Extracts from a graphics dataset
□ □ □ □ □ □ □

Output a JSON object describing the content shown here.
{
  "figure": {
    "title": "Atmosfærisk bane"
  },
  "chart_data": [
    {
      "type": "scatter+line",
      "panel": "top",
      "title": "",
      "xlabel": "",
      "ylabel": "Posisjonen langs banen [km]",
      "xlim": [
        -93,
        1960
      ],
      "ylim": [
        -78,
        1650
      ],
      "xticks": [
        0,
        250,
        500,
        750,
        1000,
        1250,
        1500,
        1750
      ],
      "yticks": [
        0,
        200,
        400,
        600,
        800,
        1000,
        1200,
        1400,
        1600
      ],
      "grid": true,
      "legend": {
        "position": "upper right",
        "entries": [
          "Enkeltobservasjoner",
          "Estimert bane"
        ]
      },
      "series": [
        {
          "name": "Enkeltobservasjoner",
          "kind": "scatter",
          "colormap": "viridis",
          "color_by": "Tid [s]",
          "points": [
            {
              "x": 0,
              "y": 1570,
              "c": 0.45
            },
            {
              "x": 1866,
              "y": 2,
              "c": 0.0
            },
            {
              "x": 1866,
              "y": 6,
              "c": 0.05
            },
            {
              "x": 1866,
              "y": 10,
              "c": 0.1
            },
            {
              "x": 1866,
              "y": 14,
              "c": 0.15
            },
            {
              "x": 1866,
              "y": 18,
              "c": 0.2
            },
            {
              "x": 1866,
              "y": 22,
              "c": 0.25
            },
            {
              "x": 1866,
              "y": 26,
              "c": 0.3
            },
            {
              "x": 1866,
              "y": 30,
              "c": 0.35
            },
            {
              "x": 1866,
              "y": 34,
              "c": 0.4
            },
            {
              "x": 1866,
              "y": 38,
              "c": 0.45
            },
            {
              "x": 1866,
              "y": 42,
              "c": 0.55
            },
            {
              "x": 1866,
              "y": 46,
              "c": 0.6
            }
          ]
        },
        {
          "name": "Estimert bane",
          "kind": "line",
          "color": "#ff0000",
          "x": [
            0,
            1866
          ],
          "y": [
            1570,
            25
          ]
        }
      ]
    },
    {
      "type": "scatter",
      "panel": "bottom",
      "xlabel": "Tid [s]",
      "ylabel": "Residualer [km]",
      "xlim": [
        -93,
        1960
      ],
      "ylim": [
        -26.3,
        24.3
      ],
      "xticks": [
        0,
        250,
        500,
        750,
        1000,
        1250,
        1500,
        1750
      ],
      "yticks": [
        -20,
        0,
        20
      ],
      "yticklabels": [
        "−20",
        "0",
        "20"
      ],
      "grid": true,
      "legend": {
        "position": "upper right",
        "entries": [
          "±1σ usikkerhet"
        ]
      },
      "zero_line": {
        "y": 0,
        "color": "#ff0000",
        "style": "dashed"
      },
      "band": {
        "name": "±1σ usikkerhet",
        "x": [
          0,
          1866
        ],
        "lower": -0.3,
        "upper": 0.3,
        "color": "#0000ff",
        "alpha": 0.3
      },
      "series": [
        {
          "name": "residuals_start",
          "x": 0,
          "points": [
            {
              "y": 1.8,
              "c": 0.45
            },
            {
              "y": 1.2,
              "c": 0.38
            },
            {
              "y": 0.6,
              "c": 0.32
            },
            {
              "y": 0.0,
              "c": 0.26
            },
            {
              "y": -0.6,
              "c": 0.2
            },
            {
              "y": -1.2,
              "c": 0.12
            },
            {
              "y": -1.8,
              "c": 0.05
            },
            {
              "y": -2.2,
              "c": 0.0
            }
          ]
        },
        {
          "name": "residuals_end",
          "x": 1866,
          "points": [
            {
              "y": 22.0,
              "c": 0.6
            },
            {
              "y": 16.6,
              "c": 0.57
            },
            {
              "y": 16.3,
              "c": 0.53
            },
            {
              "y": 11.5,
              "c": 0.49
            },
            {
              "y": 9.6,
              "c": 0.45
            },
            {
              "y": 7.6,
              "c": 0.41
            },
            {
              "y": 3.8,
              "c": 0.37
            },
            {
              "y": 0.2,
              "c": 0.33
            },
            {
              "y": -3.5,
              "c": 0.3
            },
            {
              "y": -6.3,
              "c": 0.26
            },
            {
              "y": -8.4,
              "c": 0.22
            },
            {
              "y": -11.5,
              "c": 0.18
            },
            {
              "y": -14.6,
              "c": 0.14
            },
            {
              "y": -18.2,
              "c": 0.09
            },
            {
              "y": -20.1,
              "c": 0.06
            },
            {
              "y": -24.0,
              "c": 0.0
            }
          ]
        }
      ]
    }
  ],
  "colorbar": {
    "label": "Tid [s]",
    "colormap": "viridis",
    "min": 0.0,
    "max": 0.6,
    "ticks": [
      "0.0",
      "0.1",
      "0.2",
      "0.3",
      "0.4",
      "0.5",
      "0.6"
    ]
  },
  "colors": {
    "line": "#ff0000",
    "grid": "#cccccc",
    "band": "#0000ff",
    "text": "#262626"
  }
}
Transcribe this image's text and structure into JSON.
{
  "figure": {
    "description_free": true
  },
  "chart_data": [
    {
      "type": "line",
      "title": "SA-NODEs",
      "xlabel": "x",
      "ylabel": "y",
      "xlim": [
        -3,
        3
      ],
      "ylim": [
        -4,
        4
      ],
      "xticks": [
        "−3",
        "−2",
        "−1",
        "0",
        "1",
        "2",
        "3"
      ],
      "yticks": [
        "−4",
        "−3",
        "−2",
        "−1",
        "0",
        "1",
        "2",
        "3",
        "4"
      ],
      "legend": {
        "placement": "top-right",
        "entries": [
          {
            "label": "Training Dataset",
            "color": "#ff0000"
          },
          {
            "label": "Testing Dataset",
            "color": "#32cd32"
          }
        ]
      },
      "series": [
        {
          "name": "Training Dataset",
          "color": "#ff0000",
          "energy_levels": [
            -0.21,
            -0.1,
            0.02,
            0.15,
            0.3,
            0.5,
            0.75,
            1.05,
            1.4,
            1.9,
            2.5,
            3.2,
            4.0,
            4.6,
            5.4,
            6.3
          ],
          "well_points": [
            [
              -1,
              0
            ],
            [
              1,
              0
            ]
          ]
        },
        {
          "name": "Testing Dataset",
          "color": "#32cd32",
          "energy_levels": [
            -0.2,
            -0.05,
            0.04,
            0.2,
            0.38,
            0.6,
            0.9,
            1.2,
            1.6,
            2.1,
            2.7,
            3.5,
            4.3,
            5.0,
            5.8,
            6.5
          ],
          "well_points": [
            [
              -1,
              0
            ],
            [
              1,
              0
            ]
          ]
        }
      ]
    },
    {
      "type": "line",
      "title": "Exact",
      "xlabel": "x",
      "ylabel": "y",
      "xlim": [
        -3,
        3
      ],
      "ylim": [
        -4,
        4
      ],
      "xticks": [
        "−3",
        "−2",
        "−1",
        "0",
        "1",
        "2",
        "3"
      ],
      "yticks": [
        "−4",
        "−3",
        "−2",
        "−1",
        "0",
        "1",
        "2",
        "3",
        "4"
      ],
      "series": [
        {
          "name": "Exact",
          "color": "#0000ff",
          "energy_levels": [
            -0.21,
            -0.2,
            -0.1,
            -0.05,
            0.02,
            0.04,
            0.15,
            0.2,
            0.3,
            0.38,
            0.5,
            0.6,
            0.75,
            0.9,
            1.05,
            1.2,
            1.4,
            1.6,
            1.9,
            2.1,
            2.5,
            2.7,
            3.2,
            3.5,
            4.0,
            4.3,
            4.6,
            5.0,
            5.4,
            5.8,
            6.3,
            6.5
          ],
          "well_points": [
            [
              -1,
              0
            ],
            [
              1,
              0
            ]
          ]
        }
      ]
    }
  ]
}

□ □ □ □ □ □ □

Give all of the entries again, word for word.

FINISHED EXERCISE
Output a JSON object describing the content shown here.
{
  "figure": {
    "title": "Atmosfærisk bane"
  },
  "chart_data": [
    {
      "type": "scatter+line",
      "panel": "top",
      "title": "",
      "xlabel": "",
      "ylabel": "Posisjonen langs banen [km]",
      "xlim": [
        -93,
        1960
      ],
      "ylim": [
        -78,
        1650
      ],
      "xticks": [
        0,
        250,
        500,
        750,
        1000,
        1250,
        1500,
        1750
      ],
      "yticks": [
        0,
        200,
        400,
        600,
        800,
        1000,
        1200,
        1400,
        1600
      ],
      "grid": true,
      "legend": {
        "position": "upper right",
        "entries": [
          "Enkeltobservasjoner",
          "Estimert bane"
        ]
      },
      "series": [
        {
          "name": "Enkeltobservasjoner",
          "kind": "scatter",
          "colormap": "viridis",
          "color_by": "Tid [s]",
          "points": [
            {
              "x": 0,
              "y": 1570,
              "c": 0.45
            },
            {
              "x": 1866,
              "y": 2,
              "c": 0.0
            },
            {
              "x": 1866,
              "y": 6,
              "c": 0.05
            },
            {
              "x": 1866,
              "y": 10,
              "c": 0.1
            },
            {
              "x": 1866,
              "y": 14,
              "c": 0.15
            },
            {
              "x": 1866,
              "y": 18,
              "c": 0.2
            },
            {
              "x": 1866,
              "y": 22,
              "c": 0.25
            },
            {
              "x": 1866,
              "y": 26,
              "c": 0.3
            },
            {
              "x": 1866,
              "y": 30,
              "c": 0.35
            },
            {
              "x": 1866,
              "y": 34,
              "c": 0.4
            },
            {
              "x": 1866,
              "y": 38,
              "c": 0.45
            },
            {
              "x": 1866,
              "y": 42,
              "c": 0.55
            },
            {
              "x": 1866,
              "y": 46,
              "c": 0.6
            }
          ]
        },
        {
          "name": "Estimert bane",
          "kind": "line",
          "color": "#ff0000",
          "x": [
            0,
            1866
          ],
          "y": [
            1570,
            25
          ]
        }
      ]
    },
    {
      "type": "scatter",
      "panel": "bottom",
      "xlabel": "Tid [s]",
      "ylabel": "Residualer [km]",
      "xlim": [
        -93,
        1960
      ],
      "ylim": [
        -26.3,
        24.3
      ],
      "xticks": [
        0,
        250,
        500,
        750,
        1000,
        1250,
        1500,
        1750
      ],
      "yticks": [
        -20,
        0,
        20
      ],
      "yticklabels": [
        "−20",
        "0",
        "20"
      ],
      "grid": true,
      "legend": {
        "position": "upper right",
        "entries": [
          "±1σ usikkerhet"
        ]
      },
      "zero_line": {
        "y": 0,
        "color": "#ff0000",
        "style": "dashed"
      },
      "band": {
        "name": "±1σ usikkerhet",
        "x": [
          0,
          1866
        ],
        "lower": -0.3,
        "upper": 0.3,
        "color": "#0000ff",
        "alpha": 0.3
      },
      "series": [
        {
          "name": "residuals_start",
          "x": 0,
          "points": [
            {
              "y": 1.8,
              "c": 0.45
            },
            {
              "y": 1.2,
              "c": 0.38
            },
            {
              "y": 0.6,
              "c": 0.32
            },
            {
              "y": 0.0,
              "c": 0.26
            },
            {
              "y": -0.6,
              "c": 0.2
            },
            {
              "y": -1.2,
              "c": 0.12
            },
            {
              "y": -1.8,
              "c": 0.05
            },
            {
              "y": -2.2,
              "c": 0.0
            }
          ]
        },
        {
          "name": "residuals_end",
          "x": 1866,
          "points": [
            {
              "y": 22.0,
              "c": 0.6
            },
            {
              "y": 16.6,
              "c": 0.57
            },
            {
              "y": 16.3,
              "c": 0.53
            },
            {
              "y": 11.5,
              "c": 0.49
            },
            {
              "y": 9.6,
              "c": 0.45
            },
            {
              "y": 7.6,
              "c": 0.41
            },
            {
              "y": 3.8,
              "c": 0.37
            },
            {
              "y": 0.2,
              "c": 0.33
            },
            {
              "y": -3.5,
              "c": 0.3
            },
            {
              "y": -6.3,
              "c": 0.26
            },
            {
              "y": -8.4,
              "c": 0.22
            },
            {
              "y": -11.5,
              "c": 0.18
            },
            {
              "y": -14.6,
              "c": 0.14
            },
            {
              "y": -18.2,
              "c": 0.09
            },
            {
              "y": -20.1,
              "c": 0.06
            },
            {
              "y": -24.0,
              "c": 0.0
            }
          ]
        }
      ]
    }
  ],
  "colorbar": {
    "label": "Tid [s]",
    "colormap": "viridis",
    "min": 0.0,
    "max": 0.6,
    "ticks": [
      "0.0",
      "0.1",
      "0.2",
      "0.3",
      "0.4",
      "0.5",
      "0.6"
    ]
  },
  "colors": {
    "line": "#ff0000",
    "grid": "#cccccc",
    "band": "#0000ff",
    "text": "#262626"
  }
}
Transcribe this image's text and structure into JSON.
{
  "figure": {
    "description_free": true
  },
  "chart_data": [
    {
      "type": "line",
      "title": "SA-NODEs",
      "xlabel": "x",
      "ylabel": "y",
      "xlim": [
        -3,
        3
      ],
      "ylim": [
        -4,
        4
      ],
      "xticks": [
        "−3",
        "−2",
        "−1",
        "0",
        "1",
        "2",
        "3"
      ],
      "yticks": [
        "−4",
        "−3",
        "−2",
        "−1",
        "0",
        "1",
        "2",
        "3",
        "4"
      ],
      "legend": {
        "placement": "top-right",
        "entries": [
          {
            "label": "Training Dataset",
            "color": "#ff0000"
          },
          {
            "label": "Testing Dataset",
            "color": "#32cd32"
          }
        ]
      },
      "series": [
        {
          "name": "Training Dataset",
          "color": "#ff0000",
          "energy_levels": [
            -0.21,
            -0.1,
            0.02,
            0.15,
            0.3,
            0.5,
            0.75,
            1.05,
            1.4,
            1.9,
            2.5,
            3.2,
            4.0,
            4.6,
            5.4,
            6.3
          ],
          "well_points": [
            [
              -1,
              0
            ],
            [
              1,
              0
            ]
          ]
        },
        {
          "name": "Testing Dataset",
          "color": "#32cd32",
          "energy_levels": [
            -0.2,
            -0.05,
            0.04,
            0.2,
            0.38,
            0.6,
            0.9,
            1.2,
            1.6,
            2.1,
            2.7,
            3.5,
            4.3,
            5.0,
            5.8,
            6.5
          ],
          "well_points": [
            [
              -1,
              0
            ],
            [
              1,
              0
            ]
          ]
        }
      ]
    },
    {
      "type": "line",
      "title": "Exact",
      "xlabel": "x",
      "ylabel": "y",
      "xlim": [
        -3,
        3
      ],
      "ylim": [
        -4,
        4
      ],
      "xticks": [
        "−3",
        "−2",
        "−1",
        "0",
        "1",
        "2",
        "3"
      ],
      "yticks": [
        "−4",
        "−3",
        "−2",
        "−1",
        "0",
        "1",
        "2",
        "3",
        "4"
      ],
      "series": [
        {
          "name": "Exact",
          "color": "#0000ff",
          "energy_levels": [
            -0.21,
            -0.2,
            -0.1,
            -0.05,
            0.02,
            0.04,
            0.15,
            0.2,
            0.3,
            0.38,
            0.5,
            0.6,
            0.75,
            0.9,
            1.05,
            1.2,
            1.4,
            1.6,
            1.9,
            2.1,
            2.5,
            2.7,
            3.2,
            3.5,
            4.0,
            4.3,
            4.6,
            5.0,
            5.4,
            5.8,
            6.3,
            6.5
          ],
          "well_points": [
            [
              -1,
              0
            ],
            [
              1,
              0
            ]
          ]
        }
      ]
    }
  ]
}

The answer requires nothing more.